___ Material provided
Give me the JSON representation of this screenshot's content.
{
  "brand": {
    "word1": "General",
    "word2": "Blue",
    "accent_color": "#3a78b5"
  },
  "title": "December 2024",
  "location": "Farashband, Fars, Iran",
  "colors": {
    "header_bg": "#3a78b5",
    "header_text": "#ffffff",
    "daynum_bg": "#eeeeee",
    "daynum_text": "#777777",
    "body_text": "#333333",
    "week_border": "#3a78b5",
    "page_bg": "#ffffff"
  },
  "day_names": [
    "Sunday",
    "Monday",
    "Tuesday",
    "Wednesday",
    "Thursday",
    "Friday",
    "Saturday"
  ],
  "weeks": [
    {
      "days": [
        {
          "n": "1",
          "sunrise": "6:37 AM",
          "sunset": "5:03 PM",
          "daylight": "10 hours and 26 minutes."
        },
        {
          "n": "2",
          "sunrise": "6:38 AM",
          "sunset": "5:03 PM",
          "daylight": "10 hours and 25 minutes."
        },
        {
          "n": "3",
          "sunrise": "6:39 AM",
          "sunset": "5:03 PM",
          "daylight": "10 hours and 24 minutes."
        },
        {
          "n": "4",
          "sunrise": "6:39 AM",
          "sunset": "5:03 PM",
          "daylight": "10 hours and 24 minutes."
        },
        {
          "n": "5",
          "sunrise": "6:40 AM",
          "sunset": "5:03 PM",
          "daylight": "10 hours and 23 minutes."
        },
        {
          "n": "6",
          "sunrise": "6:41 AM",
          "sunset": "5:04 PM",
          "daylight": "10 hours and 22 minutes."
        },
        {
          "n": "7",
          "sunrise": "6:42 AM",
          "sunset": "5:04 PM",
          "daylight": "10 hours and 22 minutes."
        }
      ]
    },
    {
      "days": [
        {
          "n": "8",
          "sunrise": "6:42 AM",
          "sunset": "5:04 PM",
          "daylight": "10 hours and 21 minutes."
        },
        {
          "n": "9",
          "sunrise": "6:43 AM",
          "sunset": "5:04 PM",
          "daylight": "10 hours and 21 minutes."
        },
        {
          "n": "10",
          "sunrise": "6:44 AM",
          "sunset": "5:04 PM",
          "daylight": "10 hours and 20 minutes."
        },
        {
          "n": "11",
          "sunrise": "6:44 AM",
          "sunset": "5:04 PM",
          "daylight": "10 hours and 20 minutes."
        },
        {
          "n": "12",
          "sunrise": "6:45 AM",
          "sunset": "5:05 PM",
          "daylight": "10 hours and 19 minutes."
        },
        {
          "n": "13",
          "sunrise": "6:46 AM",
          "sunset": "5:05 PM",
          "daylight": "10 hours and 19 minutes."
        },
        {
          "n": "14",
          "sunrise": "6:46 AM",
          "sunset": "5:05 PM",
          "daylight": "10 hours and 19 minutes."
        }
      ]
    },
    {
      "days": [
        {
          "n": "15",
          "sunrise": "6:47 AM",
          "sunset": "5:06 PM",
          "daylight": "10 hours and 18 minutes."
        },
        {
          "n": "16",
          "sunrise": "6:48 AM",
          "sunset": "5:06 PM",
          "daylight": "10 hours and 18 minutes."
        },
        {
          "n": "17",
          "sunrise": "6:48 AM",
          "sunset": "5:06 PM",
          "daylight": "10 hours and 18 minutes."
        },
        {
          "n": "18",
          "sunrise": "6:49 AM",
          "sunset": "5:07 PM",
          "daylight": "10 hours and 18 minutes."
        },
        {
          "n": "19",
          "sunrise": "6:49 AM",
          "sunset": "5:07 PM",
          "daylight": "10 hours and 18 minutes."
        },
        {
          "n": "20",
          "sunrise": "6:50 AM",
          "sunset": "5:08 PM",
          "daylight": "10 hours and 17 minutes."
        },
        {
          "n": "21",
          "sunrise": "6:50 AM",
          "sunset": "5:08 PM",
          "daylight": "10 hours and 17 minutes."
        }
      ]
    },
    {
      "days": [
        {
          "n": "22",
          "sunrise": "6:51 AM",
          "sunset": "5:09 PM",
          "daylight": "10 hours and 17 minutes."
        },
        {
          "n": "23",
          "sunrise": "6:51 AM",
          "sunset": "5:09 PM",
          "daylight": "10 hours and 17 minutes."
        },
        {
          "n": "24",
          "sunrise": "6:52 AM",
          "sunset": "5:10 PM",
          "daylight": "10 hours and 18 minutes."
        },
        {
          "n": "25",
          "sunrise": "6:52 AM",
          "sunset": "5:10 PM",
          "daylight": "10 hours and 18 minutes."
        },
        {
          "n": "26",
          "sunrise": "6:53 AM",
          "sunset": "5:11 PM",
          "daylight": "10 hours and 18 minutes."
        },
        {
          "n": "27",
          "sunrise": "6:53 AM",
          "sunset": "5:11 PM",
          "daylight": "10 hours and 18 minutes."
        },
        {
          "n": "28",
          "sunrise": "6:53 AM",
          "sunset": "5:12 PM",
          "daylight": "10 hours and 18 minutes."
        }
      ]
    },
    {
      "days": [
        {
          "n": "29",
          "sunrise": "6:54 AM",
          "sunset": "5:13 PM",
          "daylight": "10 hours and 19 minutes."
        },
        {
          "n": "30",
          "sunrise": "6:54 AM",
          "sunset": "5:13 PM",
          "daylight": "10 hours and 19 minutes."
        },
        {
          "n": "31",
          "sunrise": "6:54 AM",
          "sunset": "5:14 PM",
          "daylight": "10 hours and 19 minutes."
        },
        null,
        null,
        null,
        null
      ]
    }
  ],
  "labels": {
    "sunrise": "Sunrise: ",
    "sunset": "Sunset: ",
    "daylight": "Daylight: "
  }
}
______
**What is asked**
Reproduce the entries above exactly.

**Answer for this exercise**
Give me the JSON representation of this screenshot's content.
{
  "brand": {
    "word1": "General",
    "word2": "Blue",
    "accent_color": "#3a78b5"
  },
  "title": "December 2024",
  "location": "Farashband, Fars, Iran",
  "colors": {
    "header_bg": "#3a78b5",
    "header_text": "#ffffff",
    "daynum_bg": "#eeeeee",
    "daynum_text": "#777777",
    "body_text": "#333333",
    "week_border": "#3a78b5",
    "page_bg": "#ffffff"
  },
  "day_names": [
    "Sunday",
    "Monday",
    "Tuesday",
    "Wednesday",
    "Thursday",
    "Friday",
    "Saturday"
  ],
  "weeks": [
    {
      "days": [
        {
          "n": "1",
          "sunrise": "6:37 AM",
          "sunset": "5:03 PM",
          "daylight": "10 hours and 26 minutes."
        },
        {
          "n": "2",
          "sunrise": "6:38 AM",
          "sunset": "5:03 PM",
          "daylight": "10 hours and 25 minutes."
        },
        {
          "n": "3",
          "sunrise": "6:39 AM",
          "sunset": "5:03 PM",
          "daylight": "10 hours and 24 minutes."
        },
        {
          "n": "4",
          "sunrise": "6:39 AM",
          "sunset": "5:03 PM",
          "daylight": "10 hours and 24 minutes."
        },
        {
          "n": "5",
          "sunrise": "6:40 AM",
          "sunset": "5:03 PM",
          "daylight": "10 hours and 23 minutes."
        },
        {
          "n": "6",
          "sunrise": "6:41 AM",
          "sunset": "5:04 PM",
          "daylight": "10 hours and 22 minutes."
        },
        {
          "n": "7",
          "sunrise": "6:42 AM",
          "sunset": "5:04 PM",
          "daylight": "10 hours and 22 minutes."
        }
      ]
    },
    {
      "days": [
        {
          "n": "8",
          "sunrise": "6:42 AM",
          "sunset": "5:04 PM",
          "daylight": "10 hours and 21 minutes."
        },
        {
          "n": "9",
          "sunrise": "6:43 AM",
          "sunset": "5:04 PM",
          "daylight": "10 hours and 21 minutes."
        },
        {
          "n": "10",
          "sunrise": "6:44 AM",
          "sunset": "5:04 PM",
          "daylight": "10 hours and 20 minutes."
        },
        {
          "n": "11",
          "sunrise": "6:44 AM",
          "sunset": "5:04 PM",
          "daylight": "10 hours and 20 minutes."
        },
        {
          "n": "12",
          "sunrise": "6:45 AM",
          "sunset": "5:05 PM",
          "daylight": "10 hours and 19 minutes."
        },
        {
          "n": "13",
          "sunrise": "6:46 AM",
          "sunset": "5:05 PM",
          "daylight": "10 hours and 19 minutes."
        },
        {
          "n": "14",
          "sunrise": "6:46 AM",
          "sunset": "5:05 PM",
          "daylight": "10 hours and 19 minutes."
        }
      ]
    },
    {
      "days": [
        {
          "n": "15",
          "sunrise": "6:47 AM",
          "sunset": "5:06 PM",
          "daylight": "10 hours and 18 minutes."
        },
        {
          "n": "16",
          "sunrise": "6:48 AM",
          "sunset": "5:06 PM",
          "daylight": "10 hours and 18 minutes."
        },
        {
          "n": "17",
          "sunrise": "6:48 AM",
          "sunset": "5:06 PM",
          "daylight": "10 hours and 18 minutes."
        },
        {
          "n": "18",
          "sunrise": "6:49 AM",
          "sunset": "5:07 PM",
          "daylight": "10 hours and 18 minutes."
        },
        {
          "n": "19",
          "sunrise": "6:49 AM",
          "sunset": "5:07 PM",
          "daylight": "10 hours and 18 minutes."
        },
        {
          "n": "20",
          "sunrise": "6:50 AM",
          "sunset": "5:08 PM",
          "daylight": "10 hours and 17 minutes."
        },
        {
          "n": "21",
          "sunrise": "6:50 AM",
          "sunset": "5:08 PM",
          "daylight": "10 hours and 17 minutes."
        }
      ]
    },
    {
      "days": [
        {
          "n": "22",
          "sunrise": "6:51 AM",
          "sunset": "5:09 PM",
          "daylight": "10 hours and 17 minutes."
        },
        {
          "n": "23",
          "sunrise": "6:51 AM",
          "sunset": "5:09 PM",
          "daylight": "10 hours and 17 minutes."
        },
        {
          "n": "24",
          "sunrise": "6:52 AM",
          "sunset": "5:10 PM",
          "daylight": "10 hours and 18 minutes."
        },
        {
          "n": "25",
          "sunrise": "6:52 AM",
          "sunset": "5:10 PM",
          "daylight": "10 hours and 18 minutes."
        },
        {
          "n": "26",
          "sunrise": "6:53 AM",
          "sunset": "5:11 PM",
          "daylight": "10 hours and 18 minutes."
        },
        {
          "n": "27",
          "sunrise": "6:53 AM",
          "sunset": "5:11 PM",
          "daylight": "10 hours and 18 minutes."
        },
        {
          "n": "28",
          "sunrise": "6:53 AM",
          "sunset": "5:12 PM",
          "daylight": "10 hours and 18 minutes."
        }
      ]
    },
    {
      "days": [
        {
          "n": "29",
          "sunrise": "6:54 AM",
          "sunset": "5:13 PM",
          "daylight": "10 hours and 19 minutes."
        },
        {
          "n": "30",
          "sunrise": "6:54 AM",
          "sunset": "5:13 PM",
          "daylight": "10 hours and 19 minutes."
        },
        {
          "n": "31",
          "sunrise": "6:54 AM",
          "sunset": "5:14 PM",
          "daylight": "10 hours and 19 minutes."
        },
        null,
        null,
        null,
        null
      ]
    }
  ],
  "labels": {
    "sunrise": "Sunrise: ",
    "sunset": "Sunset: ",
    "daylight": "Daylight: "
  }
}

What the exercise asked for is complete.